* start Data provided *

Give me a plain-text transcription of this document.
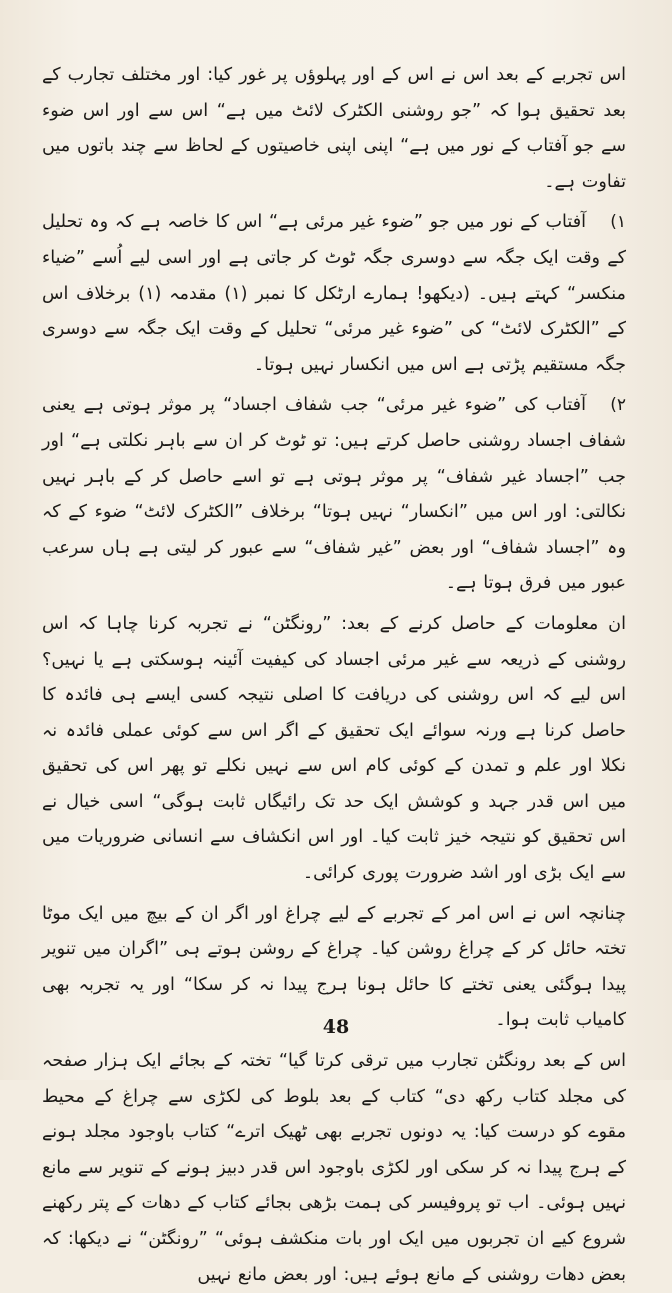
اس تجربے کے بعد اس نے اس کے اور پہلوؤں پر غور کیا: اور مختلف تجارب کے بعد تحقیق ہوا کہ ”جو روشنی الکٹرک لائٹ میں ہے“ اس سے اور اس ضوء سے جو آفتاب کے نور میں ہے“ اپنی اپنی خاصیتوں کے لحاظ سے چند باتوں میں تفاوت ہے۔

۱)آفتاب کے نور میں جو ”ضوء غیر مرئی ہے“ اس کا خاصہ ہے کہ وہ تحلیل کے وقت ایک جگہ سے دوسری جگہ ٹوٹ کر جاتی ہے اور اسی لیے اُسے ”ضیاء منکسر“ کہتے ہیں۔ (دیکھو! ہمارے ارٹکل کا نمبر (۱) مقدمہ (۱) برخلاف اس کے ”الکٹرک لائٹ“ کی ”ضوء غیر مرئی“ تحلیل کے وقت ایک جگہ سے دوسری جگہ مستقیم پڑتی ہے اس میں انکسار نہیں ہوتا۔

۲)آفتاب کی ”ضوء غیر مرئی“ جب شفاف اجساد“ پر موثر ہوتی ہے یعنی شفاف اجساد روشنی حاصل کرتے ہیں: تو ٹوٹ کر ان سے باہر نکلتی ہے“ اور جب ”اجساد غیر شفاف“ پر موثر ہوتی ہے تو اسے حاصل کر کے باہر نہیں نکالتی: اور اس میں ”انکسار“ نہیں ہوتا“ برخلاف ”الکٹرک لائٹ“ ضوء کے کہ وہ ”اجساد شفاف“ اور بعض ”غیر شفاف“ سے عبور کر لیتی ہے ہاں سرعب عبور میں فرق ہوتا ہے۔

ان معلومات کے حاصل کرنے کے بعد: ”رونگٹن“ نے تجربہ کرنا چاہا کہ اس روشنی کے ذریعہ سے غیر مرئی اجساد کی کیفیت آئینہ ہوسکتی ہے یا نہیں؟ اس لیے کہ اس روشنی کی دریافت کا اصلی نتیجہ کسی ایسے ہی فائدہ کا حاصل کرنا ہے ورنہ سوائے ایک تحقیق کے اگر اس سے کوئی عملی فائدہ نہ نکلا اور علم و تمدن کے کوئی کام اس سے نہیں نکلے تو پھر اس کی تحقیق میں اس قدر جہد و کوشش ایک حد تک رائیگاں ثابت ہوگی“ اسی خیال نے اس تحقیق کو نتیجہ خیز ثابت کیا۔ اور اس انکشاف سے انسانی ضروریات میں سے ایک بڑی اور اشد ضرورت پوری کرائی۔

چنانچہ اس نے اس امر کے تجربے کے لیے چراغ اور اگر ان کے بیچ میں ایک موٹا تختہ حائل کر کے چراغ روشن کیا۔ چراغ کے روشن ہوتے ہی ”اگران میں تنویر پیدا ہوگئی یعنی تختے کا حائل ہونا ہرج پیدا نہ کر سکا“ اور یہ تجربہ بھی کامیاب ثابت ہوا۔

اس کے بعد رونگٹن تجارب میں ترقی کرتا گیا“ تختہ کے بجائے ایک ہزار صفحہ کی مجلد کتاب رکھ دی“ کتاب کے بعد بلوط کی لکڑی سے چراغ کے محیط مقوے کو درست کیا: یہ دونوں تجربے بھی ٹھیک اترے“ کتاب باوجود مجلد ہونے کے ہرج پیدا نہ کر سکی اور لکڑی باوجود اس قدر دبیز ہونے کے تنویر سے مانع نہیں ہوئی۔ اب تو پروفیسر کی ہمت بڑھی بجائے کتاب کے دھات کے پتر رکھنے شروع کیے ان تجربوں میں ایک اور بات منکشف ہوئی“ ”رونگٹن“ نے دیکھا: کہ بعض دھات روشنی کے مانع ہوئے ہیں: اور بعض مانع نہیں

48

* end Data provided *

Directions: Locate all lines in the listing above with the word "ہوتا". Copy them.

Task result:
۱)آفتاب کے نور میں جو ”ضوء غیر مرئی ہے“ اس کا خاصہ ہے کہ وہ تحلیل کے وقت ایک جگہ سے دوسری جگہ ٹوٹ کر جاتی ہے اور اسی لیے اُسے ”ضیاء منکسر“ کہتے ہیں۔ (دیکھو! ہمارے ارٹکل کا نمبر (۱) مقدمہ (۱) برخلاف اس کے ”الکٹرک لائٹ“ کی ”ضوء غیر مرئی“ تحلیل کے وقت ایک جگہ سے دوسری جگہ مستقیم پڑتی ہے اس میں انکسار نہیں ہوتا۔
۲)آفتاب کی ”ضوء غیر مرئی“ جب شفاف اجساد“ پر موثر ہوتی ہے یعنی شفاف اجساد روشنی حاصل کرتے ہیں: تو ٹوٹ کر ان سے باہر نکلتی ہے“ اور جب ”اجساد غیر شفاف“ پر موثر ہوتی ہے تو اسے حاصل کر کے باہر نہیں نکالتی: اور اس میں ”انکسار“ نہیں ہوتا“ برخلاف ”الکٹرک لائٹ“ ضوء کے کہ وہ ”اجساد شفاف“ اور بعض ”غیر شفاف“ سے عبور کر لیتی ہے ہاں سرعب عبور میں فرق ہوتا ہے۔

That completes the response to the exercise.